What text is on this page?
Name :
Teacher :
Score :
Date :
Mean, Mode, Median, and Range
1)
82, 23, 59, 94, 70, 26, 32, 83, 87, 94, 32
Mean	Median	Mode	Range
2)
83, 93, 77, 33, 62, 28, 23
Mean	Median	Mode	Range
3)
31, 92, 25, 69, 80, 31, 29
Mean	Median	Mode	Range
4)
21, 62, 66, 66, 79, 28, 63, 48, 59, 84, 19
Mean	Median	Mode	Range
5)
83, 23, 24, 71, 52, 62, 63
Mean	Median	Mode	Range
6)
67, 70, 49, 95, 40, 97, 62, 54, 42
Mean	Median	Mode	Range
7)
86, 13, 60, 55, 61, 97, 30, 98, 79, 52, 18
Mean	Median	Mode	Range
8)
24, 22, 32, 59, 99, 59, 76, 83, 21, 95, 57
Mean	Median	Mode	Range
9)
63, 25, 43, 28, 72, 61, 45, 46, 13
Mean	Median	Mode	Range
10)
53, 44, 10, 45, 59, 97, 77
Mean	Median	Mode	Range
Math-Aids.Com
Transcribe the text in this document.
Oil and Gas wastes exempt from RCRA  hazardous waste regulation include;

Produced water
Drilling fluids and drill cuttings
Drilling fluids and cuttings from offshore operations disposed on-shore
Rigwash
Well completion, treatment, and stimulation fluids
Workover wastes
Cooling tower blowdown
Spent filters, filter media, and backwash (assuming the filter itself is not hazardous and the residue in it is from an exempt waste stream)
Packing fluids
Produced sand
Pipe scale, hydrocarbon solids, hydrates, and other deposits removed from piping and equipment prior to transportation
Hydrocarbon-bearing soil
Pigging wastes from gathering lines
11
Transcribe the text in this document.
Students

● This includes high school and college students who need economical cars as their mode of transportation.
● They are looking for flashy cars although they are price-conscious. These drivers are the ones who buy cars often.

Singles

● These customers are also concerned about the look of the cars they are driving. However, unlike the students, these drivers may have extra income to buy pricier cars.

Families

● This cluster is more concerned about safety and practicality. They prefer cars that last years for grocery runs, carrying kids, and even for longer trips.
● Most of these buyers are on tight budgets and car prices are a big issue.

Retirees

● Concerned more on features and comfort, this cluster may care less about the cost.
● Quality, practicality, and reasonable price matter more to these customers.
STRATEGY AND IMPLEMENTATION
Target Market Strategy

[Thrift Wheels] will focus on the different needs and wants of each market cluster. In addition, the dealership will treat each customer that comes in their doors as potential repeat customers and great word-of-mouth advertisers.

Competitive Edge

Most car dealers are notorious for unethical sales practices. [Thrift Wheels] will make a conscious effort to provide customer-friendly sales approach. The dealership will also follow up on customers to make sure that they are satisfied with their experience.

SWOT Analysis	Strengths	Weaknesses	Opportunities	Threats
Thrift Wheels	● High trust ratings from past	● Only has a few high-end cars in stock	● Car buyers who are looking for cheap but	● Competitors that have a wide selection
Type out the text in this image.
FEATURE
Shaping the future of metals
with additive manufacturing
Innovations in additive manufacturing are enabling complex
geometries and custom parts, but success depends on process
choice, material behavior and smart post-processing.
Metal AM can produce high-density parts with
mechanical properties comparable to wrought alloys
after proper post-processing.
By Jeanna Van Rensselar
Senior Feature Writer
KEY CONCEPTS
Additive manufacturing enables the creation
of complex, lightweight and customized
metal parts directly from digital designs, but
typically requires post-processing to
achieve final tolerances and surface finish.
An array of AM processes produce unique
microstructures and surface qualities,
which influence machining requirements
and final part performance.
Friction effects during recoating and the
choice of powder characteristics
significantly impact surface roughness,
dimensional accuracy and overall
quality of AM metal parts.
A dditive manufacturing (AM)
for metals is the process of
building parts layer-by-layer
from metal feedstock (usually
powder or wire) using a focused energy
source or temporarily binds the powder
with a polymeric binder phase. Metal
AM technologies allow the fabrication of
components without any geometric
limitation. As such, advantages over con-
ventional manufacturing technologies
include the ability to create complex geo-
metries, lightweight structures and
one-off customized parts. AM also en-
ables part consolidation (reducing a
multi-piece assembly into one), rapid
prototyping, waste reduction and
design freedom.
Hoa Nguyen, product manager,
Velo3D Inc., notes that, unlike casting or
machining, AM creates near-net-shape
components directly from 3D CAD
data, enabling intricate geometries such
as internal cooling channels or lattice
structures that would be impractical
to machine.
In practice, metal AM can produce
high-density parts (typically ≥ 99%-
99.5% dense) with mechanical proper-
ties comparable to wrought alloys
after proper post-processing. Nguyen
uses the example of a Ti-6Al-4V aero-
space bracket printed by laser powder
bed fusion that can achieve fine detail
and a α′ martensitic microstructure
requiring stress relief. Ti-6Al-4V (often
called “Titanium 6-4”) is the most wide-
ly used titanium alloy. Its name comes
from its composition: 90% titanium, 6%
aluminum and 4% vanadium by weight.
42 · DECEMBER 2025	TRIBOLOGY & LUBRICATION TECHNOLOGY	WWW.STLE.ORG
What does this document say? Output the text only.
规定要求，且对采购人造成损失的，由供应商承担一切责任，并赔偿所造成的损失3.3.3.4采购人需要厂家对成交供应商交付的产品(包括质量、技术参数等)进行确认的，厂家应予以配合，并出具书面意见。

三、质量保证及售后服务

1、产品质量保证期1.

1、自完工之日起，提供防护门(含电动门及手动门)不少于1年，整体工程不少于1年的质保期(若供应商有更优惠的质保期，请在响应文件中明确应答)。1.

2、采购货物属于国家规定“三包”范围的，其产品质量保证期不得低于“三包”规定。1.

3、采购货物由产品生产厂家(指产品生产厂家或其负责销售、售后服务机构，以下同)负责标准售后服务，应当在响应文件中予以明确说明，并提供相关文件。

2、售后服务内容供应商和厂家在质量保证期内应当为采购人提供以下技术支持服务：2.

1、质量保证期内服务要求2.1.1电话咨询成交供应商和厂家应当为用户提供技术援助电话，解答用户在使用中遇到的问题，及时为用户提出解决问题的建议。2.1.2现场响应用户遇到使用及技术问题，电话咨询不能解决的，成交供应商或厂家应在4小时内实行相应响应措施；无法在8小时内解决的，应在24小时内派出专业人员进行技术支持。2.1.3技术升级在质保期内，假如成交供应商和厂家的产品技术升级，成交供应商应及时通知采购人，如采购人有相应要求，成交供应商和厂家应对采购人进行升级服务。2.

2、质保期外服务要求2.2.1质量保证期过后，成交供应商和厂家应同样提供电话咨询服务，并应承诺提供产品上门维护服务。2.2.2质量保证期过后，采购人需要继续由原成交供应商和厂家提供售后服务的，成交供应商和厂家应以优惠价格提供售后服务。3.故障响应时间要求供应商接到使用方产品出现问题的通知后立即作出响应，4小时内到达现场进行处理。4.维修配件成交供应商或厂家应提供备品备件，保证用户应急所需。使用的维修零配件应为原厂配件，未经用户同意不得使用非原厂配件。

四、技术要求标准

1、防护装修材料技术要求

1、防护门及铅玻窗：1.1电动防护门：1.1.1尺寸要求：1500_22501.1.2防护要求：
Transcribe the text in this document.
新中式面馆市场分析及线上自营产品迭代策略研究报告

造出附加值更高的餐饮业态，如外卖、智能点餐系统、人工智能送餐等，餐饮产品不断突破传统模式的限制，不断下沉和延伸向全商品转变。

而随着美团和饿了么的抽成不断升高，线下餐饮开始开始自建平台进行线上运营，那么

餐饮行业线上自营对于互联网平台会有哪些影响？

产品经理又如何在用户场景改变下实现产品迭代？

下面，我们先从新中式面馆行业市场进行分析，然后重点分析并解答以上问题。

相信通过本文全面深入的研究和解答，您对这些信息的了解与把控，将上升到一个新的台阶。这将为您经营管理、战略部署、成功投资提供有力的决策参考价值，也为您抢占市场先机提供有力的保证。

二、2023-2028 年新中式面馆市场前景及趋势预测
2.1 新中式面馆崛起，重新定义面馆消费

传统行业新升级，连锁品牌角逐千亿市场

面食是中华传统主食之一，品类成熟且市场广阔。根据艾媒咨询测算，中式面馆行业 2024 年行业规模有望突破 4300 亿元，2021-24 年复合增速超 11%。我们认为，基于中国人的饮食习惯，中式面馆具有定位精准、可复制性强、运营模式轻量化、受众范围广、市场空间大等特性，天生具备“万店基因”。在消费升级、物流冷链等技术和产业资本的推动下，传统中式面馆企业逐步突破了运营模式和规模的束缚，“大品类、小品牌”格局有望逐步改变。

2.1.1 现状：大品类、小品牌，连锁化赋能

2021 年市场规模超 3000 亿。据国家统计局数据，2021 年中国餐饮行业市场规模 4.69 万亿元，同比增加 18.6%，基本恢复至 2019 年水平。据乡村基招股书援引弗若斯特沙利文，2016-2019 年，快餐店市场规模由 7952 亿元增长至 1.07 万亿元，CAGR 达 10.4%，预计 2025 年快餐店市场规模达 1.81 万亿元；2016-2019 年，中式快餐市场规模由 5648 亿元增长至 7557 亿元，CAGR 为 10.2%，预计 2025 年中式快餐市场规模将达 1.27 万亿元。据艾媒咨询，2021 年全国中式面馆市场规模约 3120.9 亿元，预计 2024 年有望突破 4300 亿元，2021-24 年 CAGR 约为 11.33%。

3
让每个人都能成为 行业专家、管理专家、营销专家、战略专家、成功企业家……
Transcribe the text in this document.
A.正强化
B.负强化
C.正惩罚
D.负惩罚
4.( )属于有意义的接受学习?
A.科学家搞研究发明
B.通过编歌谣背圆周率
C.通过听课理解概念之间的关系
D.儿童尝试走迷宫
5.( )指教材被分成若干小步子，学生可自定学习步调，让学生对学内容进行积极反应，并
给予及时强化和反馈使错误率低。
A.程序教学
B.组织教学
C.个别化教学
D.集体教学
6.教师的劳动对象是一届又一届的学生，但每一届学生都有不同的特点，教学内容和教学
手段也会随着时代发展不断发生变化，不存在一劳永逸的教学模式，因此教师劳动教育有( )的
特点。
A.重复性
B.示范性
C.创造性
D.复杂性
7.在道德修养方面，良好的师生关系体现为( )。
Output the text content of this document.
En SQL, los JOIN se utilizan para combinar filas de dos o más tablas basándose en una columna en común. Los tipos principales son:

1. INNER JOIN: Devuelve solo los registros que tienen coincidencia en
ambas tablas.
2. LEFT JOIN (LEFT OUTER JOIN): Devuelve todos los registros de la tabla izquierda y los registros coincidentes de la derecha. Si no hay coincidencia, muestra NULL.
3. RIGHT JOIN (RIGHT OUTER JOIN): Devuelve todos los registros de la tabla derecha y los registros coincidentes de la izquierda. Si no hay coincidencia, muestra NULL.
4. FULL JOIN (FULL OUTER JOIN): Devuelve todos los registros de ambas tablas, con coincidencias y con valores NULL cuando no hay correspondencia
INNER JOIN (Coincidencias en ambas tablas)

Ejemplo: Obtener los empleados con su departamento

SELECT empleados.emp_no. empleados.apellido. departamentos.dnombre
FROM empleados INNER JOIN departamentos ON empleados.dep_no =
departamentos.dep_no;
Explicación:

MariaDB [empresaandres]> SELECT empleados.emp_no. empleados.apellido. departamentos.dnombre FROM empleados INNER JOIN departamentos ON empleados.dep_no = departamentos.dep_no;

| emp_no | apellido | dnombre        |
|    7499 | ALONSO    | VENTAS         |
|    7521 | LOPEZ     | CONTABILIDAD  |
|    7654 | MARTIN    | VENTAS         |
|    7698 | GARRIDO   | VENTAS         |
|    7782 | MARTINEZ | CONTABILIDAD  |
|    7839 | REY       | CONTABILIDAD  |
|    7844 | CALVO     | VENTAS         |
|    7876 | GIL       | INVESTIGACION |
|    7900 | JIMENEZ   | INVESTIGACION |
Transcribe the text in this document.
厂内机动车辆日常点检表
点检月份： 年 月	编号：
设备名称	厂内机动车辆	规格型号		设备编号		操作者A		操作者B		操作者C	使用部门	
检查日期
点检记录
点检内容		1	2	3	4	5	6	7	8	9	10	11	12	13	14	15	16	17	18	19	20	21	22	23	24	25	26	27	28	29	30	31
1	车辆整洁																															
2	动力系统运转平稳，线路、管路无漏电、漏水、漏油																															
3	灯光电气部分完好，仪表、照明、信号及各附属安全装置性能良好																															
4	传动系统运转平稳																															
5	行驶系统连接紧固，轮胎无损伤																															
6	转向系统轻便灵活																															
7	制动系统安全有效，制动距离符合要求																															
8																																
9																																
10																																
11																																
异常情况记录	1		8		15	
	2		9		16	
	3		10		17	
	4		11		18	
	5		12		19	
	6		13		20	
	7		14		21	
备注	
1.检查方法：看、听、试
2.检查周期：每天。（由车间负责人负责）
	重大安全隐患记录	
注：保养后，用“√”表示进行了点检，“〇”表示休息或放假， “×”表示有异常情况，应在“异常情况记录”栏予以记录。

━━━━

- _GOAL_
Scan the listing above and copy all lines containing the word "conscious".

- _THE RESPONSE_
● They are looking for flashy cars although they are price-conscious. These drivers are the ones who buy cars often.
Most car dealers are notorious for unethical sales practices. [Thrift Wheels] will make a conscious effort to provide customer-friendly sales approach. The dealership will also follow up on customers to make sure that they are satisfied with their experience.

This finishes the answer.